- Requirement -
Show all lines that include the string "JSON"; copy each one.

Begin

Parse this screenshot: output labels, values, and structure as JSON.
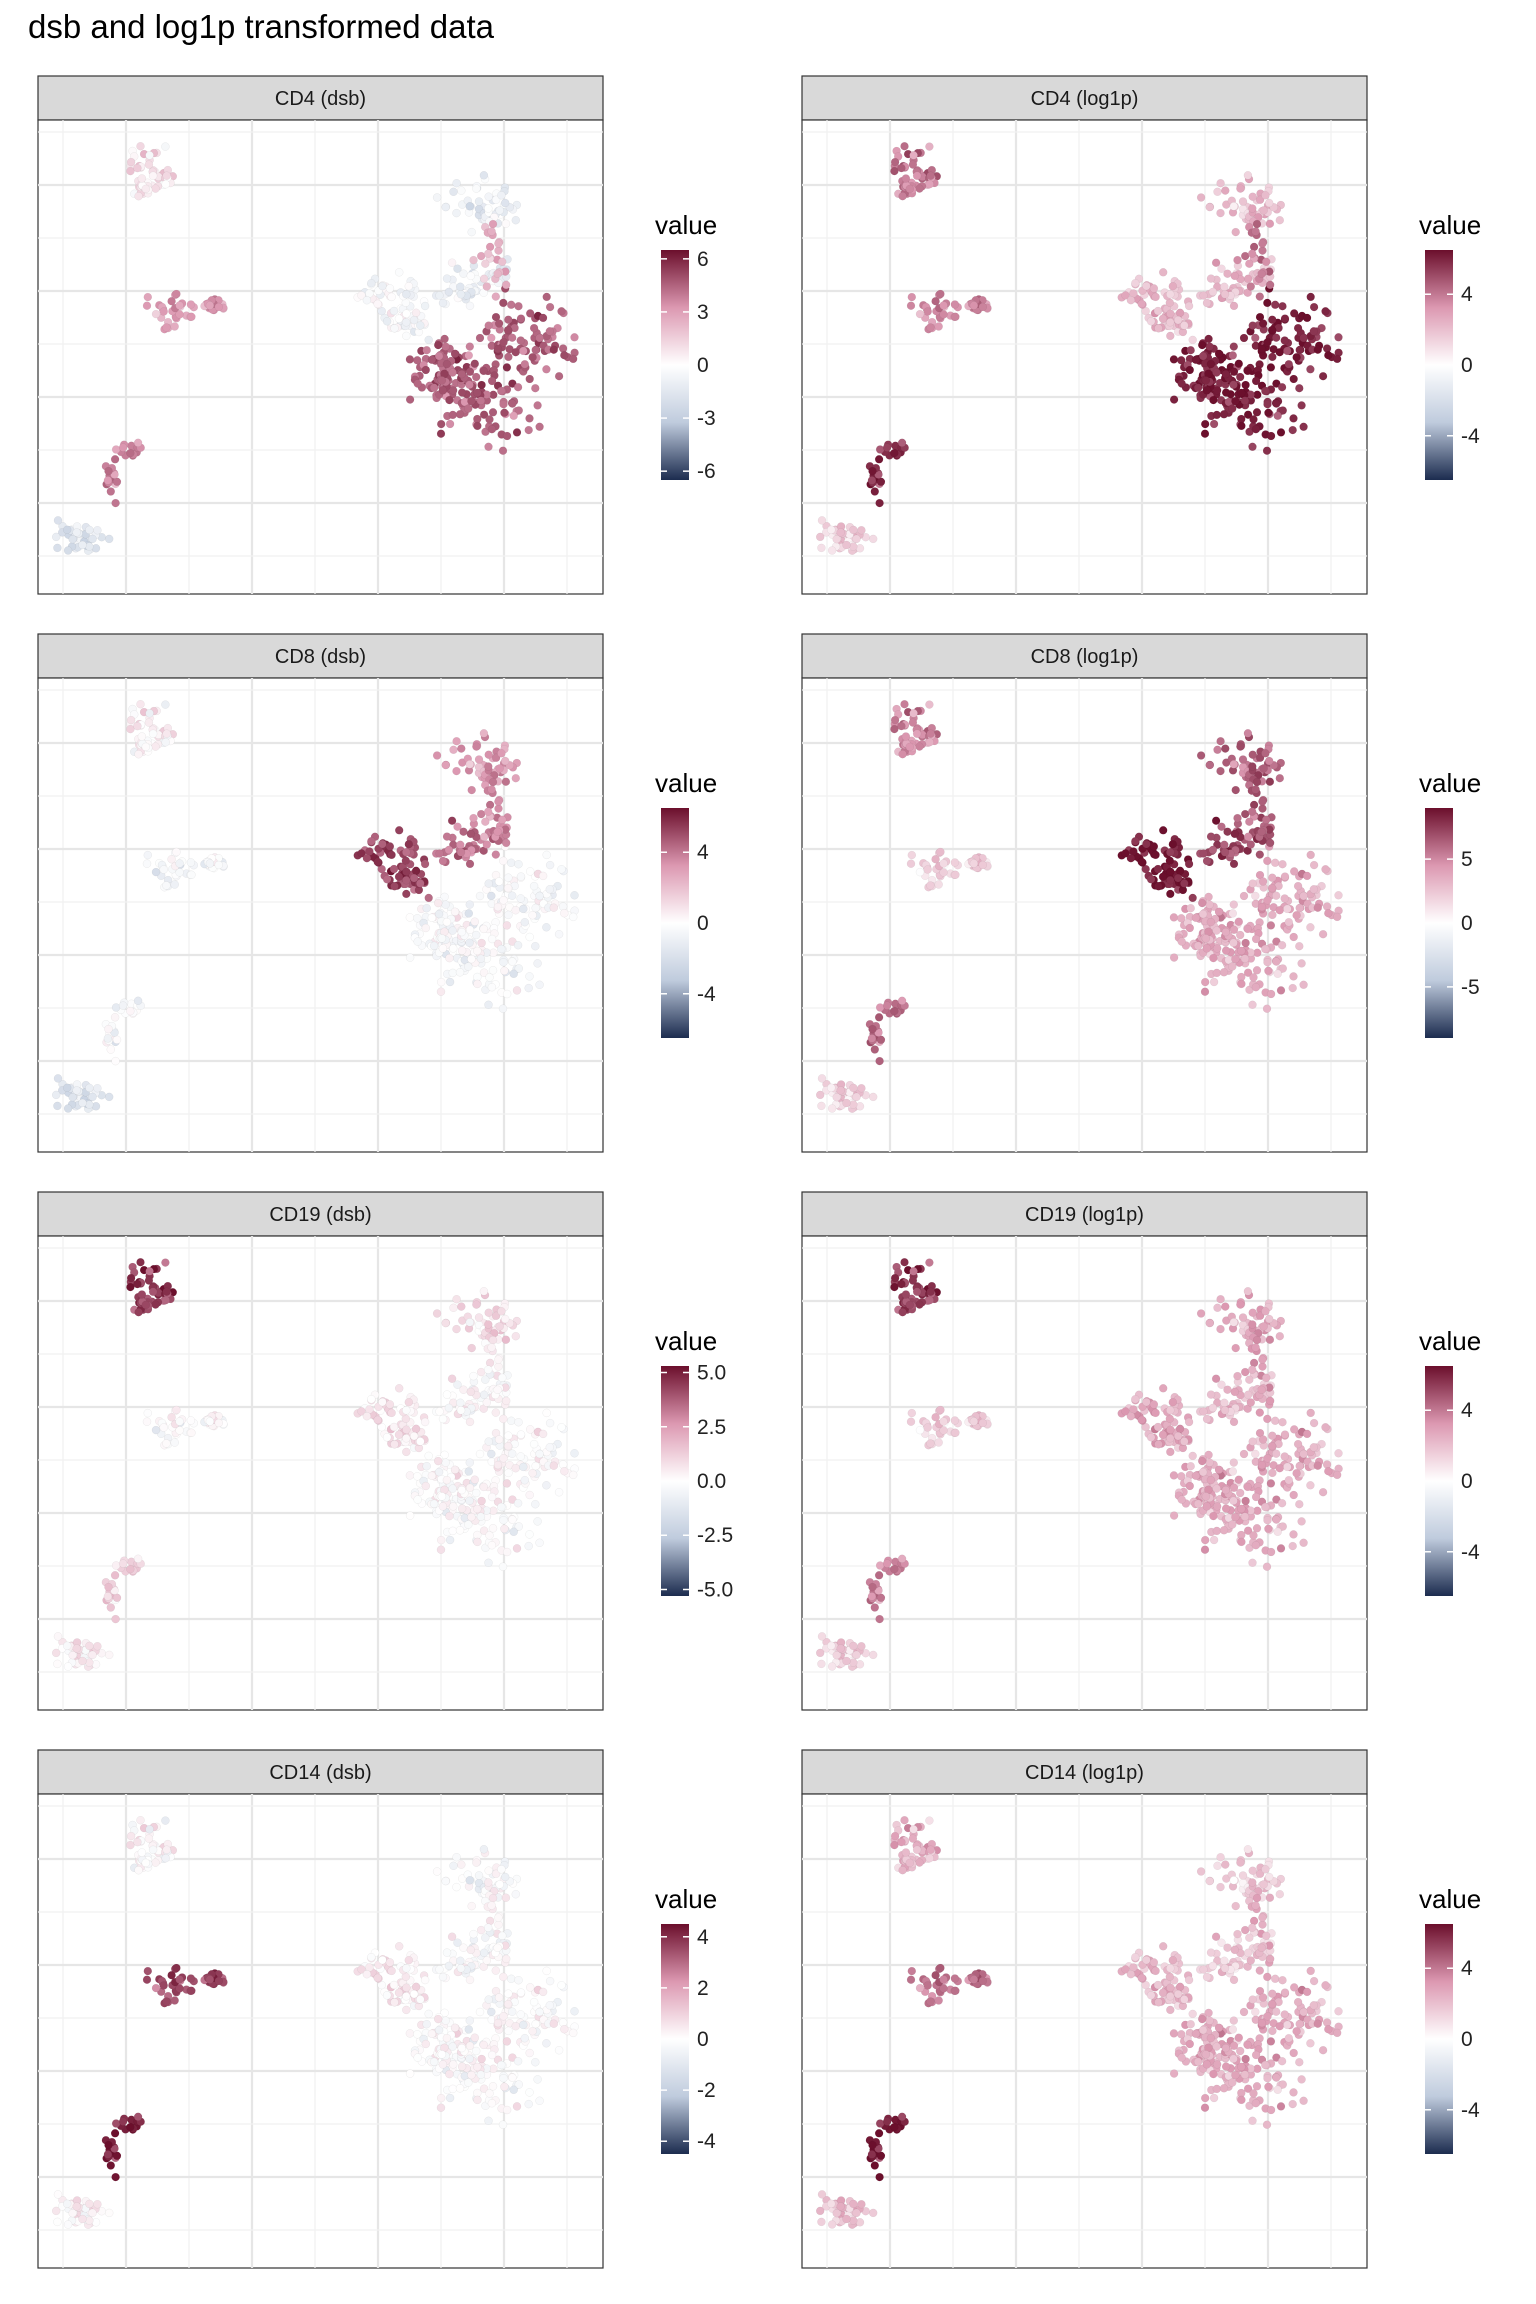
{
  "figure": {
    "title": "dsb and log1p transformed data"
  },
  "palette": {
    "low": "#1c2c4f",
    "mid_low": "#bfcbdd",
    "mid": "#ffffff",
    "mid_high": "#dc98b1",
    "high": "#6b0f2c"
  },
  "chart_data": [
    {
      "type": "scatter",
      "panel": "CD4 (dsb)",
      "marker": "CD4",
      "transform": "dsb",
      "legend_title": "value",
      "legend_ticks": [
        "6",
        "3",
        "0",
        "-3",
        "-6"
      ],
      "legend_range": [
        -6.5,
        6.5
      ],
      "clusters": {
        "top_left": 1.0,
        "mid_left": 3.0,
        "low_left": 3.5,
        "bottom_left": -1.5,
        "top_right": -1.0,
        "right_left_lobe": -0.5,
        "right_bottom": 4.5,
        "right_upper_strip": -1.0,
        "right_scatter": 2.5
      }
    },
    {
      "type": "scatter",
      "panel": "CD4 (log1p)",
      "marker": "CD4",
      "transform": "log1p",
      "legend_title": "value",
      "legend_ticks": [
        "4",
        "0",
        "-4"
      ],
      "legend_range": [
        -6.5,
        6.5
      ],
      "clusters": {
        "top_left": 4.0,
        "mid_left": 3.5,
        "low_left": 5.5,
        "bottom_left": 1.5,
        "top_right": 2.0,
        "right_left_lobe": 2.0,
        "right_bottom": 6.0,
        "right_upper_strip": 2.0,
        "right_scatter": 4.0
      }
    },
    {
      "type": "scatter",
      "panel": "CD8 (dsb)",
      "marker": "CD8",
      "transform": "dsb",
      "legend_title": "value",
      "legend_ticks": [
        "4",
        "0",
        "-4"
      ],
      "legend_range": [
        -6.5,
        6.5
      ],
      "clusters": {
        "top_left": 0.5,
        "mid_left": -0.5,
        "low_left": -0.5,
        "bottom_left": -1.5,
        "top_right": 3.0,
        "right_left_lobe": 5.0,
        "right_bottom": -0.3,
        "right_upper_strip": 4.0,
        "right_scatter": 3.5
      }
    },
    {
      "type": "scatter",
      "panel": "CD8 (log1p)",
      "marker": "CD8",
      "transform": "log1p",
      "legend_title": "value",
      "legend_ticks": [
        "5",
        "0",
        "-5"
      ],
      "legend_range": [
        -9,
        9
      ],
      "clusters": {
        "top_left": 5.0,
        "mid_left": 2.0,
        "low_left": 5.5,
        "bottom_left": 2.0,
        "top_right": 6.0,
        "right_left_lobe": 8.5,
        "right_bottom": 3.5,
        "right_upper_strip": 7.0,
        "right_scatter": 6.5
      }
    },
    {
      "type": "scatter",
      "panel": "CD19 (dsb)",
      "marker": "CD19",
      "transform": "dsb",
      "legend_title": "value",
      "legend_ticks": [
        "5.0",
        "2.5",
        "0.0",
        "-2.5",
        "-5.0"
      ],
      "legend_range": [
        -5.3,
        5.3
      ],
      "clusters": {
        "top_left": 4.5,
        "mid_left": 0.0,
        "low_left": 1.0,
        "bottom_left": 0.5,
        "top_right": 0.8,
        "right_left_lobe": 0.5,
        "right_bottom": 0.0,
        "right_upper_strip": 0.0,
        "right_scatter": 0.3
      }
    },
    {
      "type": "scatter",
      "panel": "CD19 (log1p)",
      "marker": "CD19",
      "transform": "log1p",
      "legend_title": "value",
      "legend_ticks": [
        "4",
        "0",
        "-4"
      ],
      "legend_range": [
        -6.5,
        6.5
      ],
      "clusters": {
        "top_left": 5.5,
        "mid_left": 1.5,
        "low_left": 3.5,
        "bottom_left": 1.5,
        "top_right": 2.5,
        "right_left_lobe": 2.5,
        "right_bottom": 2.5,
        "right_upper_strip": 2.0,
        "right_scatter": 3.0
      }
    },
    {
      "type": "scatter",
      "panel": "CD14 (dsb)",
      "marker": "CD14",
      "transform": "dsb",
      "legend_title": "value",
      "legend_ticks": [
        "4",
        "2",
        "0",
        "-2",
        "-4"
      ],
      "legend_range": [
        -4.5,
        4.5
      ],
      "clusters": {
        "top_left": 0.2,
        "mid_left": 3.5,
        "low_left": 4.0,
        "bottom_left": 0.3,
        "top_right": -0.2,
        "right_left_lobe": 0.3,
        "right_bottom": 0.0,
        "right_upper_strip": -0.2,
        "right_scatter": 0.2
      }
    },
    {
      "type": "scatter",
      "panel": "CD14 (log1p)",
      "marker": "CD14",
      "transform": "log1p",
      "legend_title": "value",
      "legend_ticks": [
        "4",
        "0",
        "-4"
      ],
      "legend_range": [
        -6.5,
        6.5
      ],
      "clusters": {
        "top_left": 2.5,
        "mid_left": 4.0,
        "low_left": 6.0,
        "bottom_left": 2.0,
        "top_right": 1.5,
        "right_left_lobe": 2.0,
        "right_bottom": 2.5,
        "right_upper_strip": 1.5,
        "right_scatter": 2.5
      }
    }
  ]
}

End
Begin

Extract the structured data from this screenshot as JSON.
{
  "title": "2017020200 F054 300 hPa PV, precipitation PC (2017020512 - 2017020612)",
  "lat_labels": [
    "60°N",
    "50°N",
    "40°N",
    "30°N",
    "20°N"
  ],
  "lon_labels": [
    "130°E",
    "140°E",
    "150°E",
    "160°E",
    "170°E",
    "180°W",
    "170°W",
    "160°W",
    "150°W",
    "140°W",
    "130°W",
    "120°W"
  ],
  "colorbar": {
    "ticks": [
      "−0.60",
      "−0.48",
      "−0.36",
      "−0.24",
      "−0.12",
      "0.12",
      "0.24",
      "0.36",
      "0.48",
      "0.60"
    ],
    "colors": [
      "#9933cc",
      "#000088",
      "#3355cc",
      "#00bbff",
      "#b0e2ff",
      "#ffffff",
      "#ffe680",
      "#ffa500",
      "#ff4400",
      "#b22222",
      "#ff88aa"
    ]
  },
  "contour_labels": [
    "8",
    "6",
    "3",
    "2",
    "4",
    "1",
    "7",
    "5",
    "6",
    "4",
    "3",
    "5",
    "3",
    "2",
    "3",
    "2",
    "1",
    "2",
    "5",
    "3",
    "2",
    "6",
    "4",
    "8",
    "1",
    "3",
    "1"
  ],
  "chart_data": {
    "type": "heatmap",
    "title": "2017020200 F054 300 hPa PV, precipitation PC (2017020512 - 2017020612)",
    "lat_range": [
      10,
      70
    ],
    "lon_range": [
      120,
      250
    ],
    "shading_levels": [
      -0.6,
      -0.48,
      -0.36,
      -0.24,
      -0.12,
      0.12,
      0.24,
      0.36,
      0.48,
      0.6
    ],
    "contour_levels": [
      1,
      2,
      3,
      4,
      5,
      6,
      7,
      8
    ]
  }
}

End

- Answer to the exercise -
Parse this screenshot: output labels, values, and structure as JSON.
Extract the structured data from this screenshot as JSON.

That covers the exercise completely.